**TASK REQUIREMENTS:**
Read the records and write them out again exactly.

[Stored records]
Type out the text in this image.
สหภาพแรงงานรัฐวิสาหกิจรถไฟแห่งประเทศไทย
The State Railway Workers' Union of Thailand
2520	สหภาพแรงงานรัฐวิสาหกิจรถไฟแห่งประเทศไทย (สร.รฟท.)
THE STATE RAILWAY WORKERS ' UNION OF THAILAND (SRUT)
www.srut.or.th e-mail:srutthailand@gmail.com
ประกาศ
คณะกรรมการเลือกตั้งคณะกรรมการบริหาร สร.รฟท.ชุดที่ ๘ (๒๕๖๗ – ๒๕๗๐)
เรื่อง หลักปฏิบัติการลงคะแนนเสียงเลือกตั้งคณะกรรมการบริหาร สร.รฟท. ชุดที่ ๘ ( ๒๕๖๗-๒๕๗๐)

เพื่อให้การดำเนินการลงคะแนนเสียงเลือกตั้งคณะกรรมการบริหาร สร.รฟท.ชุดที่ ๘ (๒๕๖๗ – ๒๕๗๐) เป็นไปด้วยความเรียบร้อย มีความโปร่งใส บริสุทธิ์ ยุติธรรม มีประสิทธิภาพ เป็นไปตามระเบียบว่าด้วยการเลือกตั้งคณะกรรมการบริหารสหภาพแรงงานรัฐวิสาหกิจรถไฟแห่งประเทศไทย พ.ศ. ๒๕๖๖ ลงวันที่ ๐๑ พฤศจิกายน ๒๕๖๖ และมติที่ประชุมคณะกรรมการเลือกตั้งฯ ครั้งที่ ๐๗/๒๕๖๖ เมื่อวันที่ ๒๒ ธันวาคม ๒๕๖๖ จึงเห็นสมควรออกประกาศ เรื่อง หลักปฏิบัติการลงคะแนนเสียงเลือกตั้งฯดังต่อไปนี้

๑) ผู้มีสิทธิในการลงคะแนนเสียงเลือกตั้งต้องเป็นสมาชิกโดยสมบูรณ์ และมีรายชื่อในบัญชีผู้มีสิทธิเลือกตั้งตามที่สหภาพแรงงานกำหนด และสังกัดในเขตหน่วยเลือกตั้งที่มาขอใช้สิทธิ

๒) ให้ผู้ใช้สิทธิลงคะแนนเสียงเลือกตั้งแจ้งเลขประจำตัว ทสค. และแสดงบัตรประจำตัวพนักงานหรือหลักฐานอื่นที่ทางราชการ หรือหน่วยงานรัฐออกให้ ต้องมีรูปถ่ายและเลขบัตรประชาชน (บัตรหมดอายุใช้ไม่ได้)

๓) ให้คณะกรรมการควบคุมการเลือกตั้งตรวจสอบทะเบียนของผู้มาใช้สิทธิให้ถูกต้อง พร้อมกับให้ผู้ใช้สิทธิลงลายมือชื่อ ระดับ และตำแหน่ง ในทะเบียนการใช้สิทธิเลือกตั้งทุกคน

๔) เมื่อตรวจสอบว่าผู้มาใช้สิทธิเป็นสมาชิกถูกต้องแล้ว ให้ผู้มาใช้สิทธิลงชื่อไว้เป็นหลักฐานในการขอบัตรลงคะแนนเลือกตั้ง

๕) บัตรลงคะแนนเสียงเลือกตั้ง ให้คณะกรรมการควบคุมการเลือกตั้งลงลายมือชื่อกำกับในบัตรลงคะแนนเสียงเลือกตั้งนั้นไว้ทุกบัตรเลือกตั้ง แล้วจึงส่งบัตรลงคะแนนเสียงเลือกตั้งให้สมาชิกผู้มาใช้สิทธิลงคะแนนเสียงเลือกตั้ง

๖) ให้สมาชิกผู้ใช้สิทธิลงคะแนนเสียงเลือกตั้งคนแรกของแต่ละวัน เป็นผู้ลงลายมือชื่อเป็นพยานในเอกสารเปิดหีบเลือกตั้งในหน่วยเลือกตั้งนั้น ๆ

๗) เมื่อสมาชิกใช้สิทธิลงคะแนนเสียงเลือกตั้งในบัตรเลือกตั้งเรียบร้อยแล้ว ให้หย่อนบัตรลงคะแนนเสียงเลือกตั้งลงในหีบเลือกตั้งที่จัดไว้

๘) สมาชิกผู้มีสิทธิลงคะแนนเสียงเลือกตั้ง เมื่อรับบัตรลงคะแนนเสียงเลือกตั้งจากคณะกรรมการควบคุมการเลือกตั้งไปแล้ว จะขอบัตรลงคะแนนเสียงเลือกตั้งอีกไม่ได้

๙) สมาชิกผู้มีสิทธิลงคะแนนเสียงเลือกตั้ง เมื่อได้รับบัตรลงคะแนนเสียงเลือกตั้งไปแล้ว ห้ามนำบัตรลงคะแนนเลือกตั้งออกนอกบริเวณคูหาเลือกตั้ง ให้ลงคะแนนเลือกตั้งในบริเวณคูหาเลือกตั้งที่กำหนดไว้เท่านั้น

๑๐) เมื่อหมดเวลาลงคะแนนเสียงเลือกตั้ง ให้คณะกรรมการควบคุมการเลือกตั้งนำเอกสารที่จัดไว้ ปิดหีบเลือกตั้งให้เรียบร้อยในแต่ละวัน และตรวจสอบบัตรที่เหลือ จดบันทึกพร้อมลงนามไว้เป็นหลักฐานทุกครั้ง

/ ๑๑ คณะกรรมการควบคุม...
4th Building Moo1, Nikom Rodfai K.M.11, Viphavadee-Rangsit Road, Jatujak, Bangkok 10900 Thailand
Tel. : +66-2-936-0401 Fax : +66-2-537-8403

**ANSWER FOR THIS EXERCISE:**
Type out the text in this image.
สหภาพแรงงานรัฐวิสาหกิจรถไฟแห่งประเทศไทย
The State Railway Workers' Union of Thailand
2520	สหภาพแรงงานรัฐวิสาหกิจรถไฟแห่งประเทศไทย (สร.รฟท.)
THE STATE RAILWAY WORKERS ' UNION OF THAILAND (SRUT)
www.srut.or.th e-mail:srutthailand@gmail.com
ประกาศ
คณะกรรมการเลือกตั้งคณะกรรมการบริหาร สร.รฟท.ชุดที่ ๘ (๒๕๖๗ – ๒๕๗๐)
เรื่อง หลักปฏิบัติการลงคะแนนเสียงเลือกตั้งคณะกรรมการบริหาร สร.รฟท. ชุดที่ ๘ ( ๒๕๖๗-๒๕๗๐)

เพื่อให้การดำเนินการลงคะแนนเสียงเลือกตั้งคณะกรรมการบริหาร สร.รฟท.ชุดที่ ๘ (๒๕๖๗ – ๒๕๗๐) เป็นไปด้วยความเรียบร้อย มีความโปร่งใส บริสุทธิ์ ยุติธรรม มีประสิทธิภาพ เป็นไปตามระเบียบว่าด้วยการเลือกตั้งคณะกรรมการบริหารสหภาพแรงงานรัฐวิสาหกิจรถไฟแห่งประเทศไทย พ.ศ. ๒๕๖๖ ลงวันที่ ๐๑ พฤศจิกายน ๒๕๖๖ และมติที่ประชุมคณะกรรมการเลือกตั้งฯ ครั้งที่ ๐๗/๒๕๖๖ เมื่อวันที่ ๒๒ ธันวาคม ๒๕๖๖ จึงเห็นสมควรออกประกาศ เรื่อง หลักปฏิบัติการลงคะแนนเสียงเลือกตั้งฯดังต่อไปนี้

๑) ผู้มีสิทธิในการลงคะแนนเสียงเลือกตั้งต้องเป็นสมาชิกโดยสมบูรณ์ และมีรายชื่อในบัญชีผู้มีสิทธิเลือกตั้งตามที่สหภาพแรงงานกำหนด และสังกัดในเขตหน่วยเลือกตั้งที่มาขอใช้สิทธิ

๒) ให้ผู้ใช้สิทธิลงคะแนนเสียงเลือกตั้งแจ้งเลขประจำตัว ทสค. และแสดงบัตรประจำตัวพนักงานหรือหลักฐานอื่นที่ทางราชการ หรือหน่วยงานรัฐออกให้ ต้องมีรูปถ่ายและเลขบัตรประชาชน (บัตรหมดอายุใช้ไม่ได้)

๓) ให้คณะกรรมการควบคุมการเลือกตั้งตรวจสอบทะเบียนของผู้มาใช้สิทธิให้ถูกต้อง พร้อมกับให้ผู้ใช้สิทธิลงลายมือชื่อ ระดับ และตำแหน่ง ในทะเบียนการใช้สิทธิเลือกตั้งทุกคน

๔) เมื่อตรวจสอบว่าผู้มาใช้สิทธิเป็นสมาชิกถูกต้องแล้ว ให้ผู้มาใช้สิทธิลงชื่อไว้เป็นหลักฐานในการขอบัตรลงคะแนนเลือกตั้ง

๕) บัตรลงคะแนนเสียงเลือกตั้ง ให้คณะกรรมการควบคุมการเลือกตั้งลงลายมือชื่อกำกับในบัตรลงคะแนนเสียงเลือกตั้งนั้นไว้ทุกบัตรเลือกตั้ง แล้วจึงส่งบัตรลงคะแนนเสียงเลือกตั้งให้สมาชิกผู้มาใช้สิทธิลงคะแนนเสียงเลือกตั้ง

๖) ให้สมาชิกผู้ใช้สิทธิลงคะแนนเสียงเลือกตั้งคนแรกของแต่ละวัน เป็นผู้ลงลายมือชื่อเป็นพยานในเอกสารเปิดหีบเลือกตั้งในหน่วยเลือกตั้งนั้น ๆ

๗) เมื่อสมาชิกใช้สิทธิลงคะแนนเสียงเลือกตั้งในบัตรเลือกตั้งเรียบร้อยแล้ว ให้หย่อนบัตรลงคะแนนเสียงเลือกตั้งลงในหีบเลือกตั้งที่จัดไว้

๘) สมาชิกผู้มีสิทธิลงคะแนนเสียงเลือกตั้ง เมื่อรับบัตรลงคะแนนเสียงเลือกตั้งจากคณะกรรมการควบคุมการเลือกตั้งไปแล้ว จะขอบัตรลงคะแนนเสียงเลือกตั้งอีกไม่ได้

๙) สมาชิกผู้มีสิทธิลงคะแนนเสียงเลือกตั้ง เมื่อได้รับบัตรลงคะแนนเสียงเลือกตั้งไปแล้ว ห้ามนำบัตรลงคะแนนเลือกตั้งออกนอกบริเวณคูหาเลือกตั้ง ให้ลงคะแนนเลือกตั้งในบริเวณคูหาเลือกตั้งที่กำหนดไว้เท่านั้น

๑๐) เมื่อหมดเวลาลงคะแนนเสียงเลือกตั้ง ให้คณะกรรมการควบคุมการเลือกตั้งนำเอกสารที่จัดไว้ ปิดหีบเลือกตั้งให้เรียบร้อยในแต่ละวัน และตรวจสอบบัตรที่เหลือ จดบันทึกพร้อมลงนามไว้เป็นหลักฐานทุกครั้ง

/ ๑๑ คณะกรรมการควบคุม...
4th Building Moo1, Nikom Rodfai K.M.11, Viphavadee-Rangsit Road, Jatujak, Bangkok 10900 Thailand
Tel. : +66-2-936-0401 Fax : +66-2-537-8403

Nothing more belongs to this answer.